## Records supplied
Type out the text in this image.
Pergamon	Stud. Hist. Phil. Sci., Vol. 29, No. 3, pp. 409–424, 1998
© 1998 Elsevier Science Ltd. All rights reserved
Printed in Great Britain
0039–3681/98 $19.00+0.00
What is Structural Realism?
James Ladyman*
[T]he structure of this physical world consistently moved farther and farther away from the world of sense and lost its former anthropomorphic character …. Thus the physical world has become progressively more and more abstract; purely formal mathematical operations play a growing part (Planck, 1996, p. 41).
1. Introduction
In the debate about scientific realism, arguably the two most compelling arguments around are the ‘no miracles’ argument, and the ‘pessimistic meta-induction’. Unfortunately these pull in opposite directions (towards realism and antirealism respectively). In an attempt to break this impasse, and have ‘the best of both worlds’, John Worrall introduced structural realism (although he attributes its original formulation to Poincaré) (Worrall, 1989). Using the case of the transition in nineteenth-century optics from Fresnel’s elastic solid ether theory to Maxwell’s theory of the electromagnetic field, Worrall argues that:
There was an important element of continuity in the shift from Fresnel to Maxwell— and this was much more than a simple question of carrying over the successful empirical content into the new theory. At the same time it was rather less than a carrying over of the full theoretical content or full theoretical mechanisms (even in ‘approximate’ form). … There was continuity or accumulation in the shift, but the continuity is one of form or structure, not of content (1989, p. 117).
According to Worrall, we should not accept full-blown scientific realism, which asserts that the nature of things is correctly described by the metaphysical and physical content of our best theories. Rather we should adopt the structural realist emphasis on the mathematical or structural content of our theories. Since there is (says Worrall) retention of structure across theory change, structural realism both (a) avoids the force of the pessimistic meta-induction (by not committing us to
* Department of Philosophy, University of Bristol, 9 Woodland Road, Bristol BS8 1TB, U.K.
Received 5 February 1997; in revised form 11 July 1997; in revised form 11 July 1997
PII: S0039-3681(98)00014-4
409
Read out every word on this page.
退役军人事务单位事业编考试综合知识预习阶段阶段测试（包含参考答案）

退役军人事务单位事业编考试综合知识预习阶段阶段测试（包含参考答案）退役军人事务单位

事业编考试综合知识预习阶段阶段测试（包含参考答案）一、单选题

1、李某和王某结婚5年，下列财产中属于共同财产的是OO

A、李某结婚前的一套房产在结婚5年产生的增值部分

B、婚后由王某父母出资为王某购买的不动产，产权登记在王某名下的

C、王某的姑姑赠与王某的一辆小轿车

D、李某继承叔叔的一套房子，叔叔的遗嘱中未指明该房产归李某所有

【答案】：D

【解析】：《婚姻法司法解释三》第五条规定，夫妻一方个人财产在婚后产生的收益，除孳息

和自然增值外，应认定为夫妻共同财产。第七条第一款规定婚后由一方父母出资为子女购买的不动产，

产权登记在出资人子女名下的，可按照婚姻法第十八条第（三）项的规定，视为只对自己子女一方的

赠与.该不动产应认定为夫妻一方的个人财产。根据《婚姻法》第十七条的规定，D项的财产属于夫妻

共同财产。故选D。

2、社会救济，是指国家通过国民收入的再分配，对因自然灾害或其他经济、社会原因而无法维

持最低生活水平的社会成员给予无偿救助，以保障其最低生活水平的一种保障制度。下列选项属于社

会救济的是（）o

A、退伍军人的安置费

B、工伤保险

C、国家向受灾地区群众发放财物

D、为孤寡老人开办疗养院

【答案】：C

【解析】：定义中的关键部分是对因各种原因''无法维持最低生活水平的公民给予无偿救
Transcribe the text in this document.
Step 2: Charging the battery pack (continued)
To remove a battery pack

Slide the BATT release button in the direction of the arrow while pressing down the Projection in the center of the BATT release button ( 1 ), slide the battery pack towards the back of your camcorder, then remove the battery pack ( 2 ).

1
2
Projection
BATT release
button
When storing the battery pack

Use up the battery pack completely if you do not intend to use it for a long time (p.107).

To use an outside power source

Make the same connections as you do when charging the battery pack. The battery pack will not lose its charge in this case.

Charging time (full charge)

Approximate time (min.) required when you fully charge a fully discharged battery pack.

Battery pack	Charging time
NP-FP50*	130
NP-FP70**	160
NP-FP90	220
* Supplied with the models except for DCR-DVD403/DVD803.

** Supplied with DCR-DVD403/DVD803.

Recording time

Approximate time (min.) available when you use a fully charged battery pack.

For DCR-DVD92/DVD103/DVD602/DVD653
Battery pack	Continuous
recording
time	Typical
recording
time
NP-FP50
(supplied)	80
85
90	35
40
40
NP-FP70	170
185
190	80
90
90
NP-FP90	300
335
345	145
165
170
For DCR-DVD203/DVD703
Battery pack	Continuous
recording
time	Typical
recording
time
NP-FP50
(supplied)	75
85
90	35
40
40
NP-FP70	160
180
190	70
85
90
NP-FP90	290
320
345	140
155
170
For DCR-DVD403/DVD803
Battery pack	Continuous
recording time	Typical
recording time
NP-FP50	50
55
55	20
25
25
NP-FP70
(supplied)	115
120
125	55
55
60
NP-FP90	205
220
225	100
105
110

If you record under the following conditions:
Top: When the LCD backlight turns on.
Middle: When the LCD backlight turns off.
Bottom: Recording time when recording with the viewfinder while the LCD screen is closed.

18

## Instructions for the task
Search the data for "same". Copy every line that has it.

## Answer
There was an important element of continuity in the shift from Fresnel to Maxwell— and this was much more than a simple question of carrying over the successful empirical content into the new theory. At the same time it was rather less than a carrying over of the full theoretical content or full theoretical mechanisms (even in ‘approximate’ form). … There was continuity or accumulation in the shift, but the continuity is one of form or structure, not of content (1989, p. 117).
Make the same connections as you do when charging the battery pack. The battery pack will not lose its charge in this case.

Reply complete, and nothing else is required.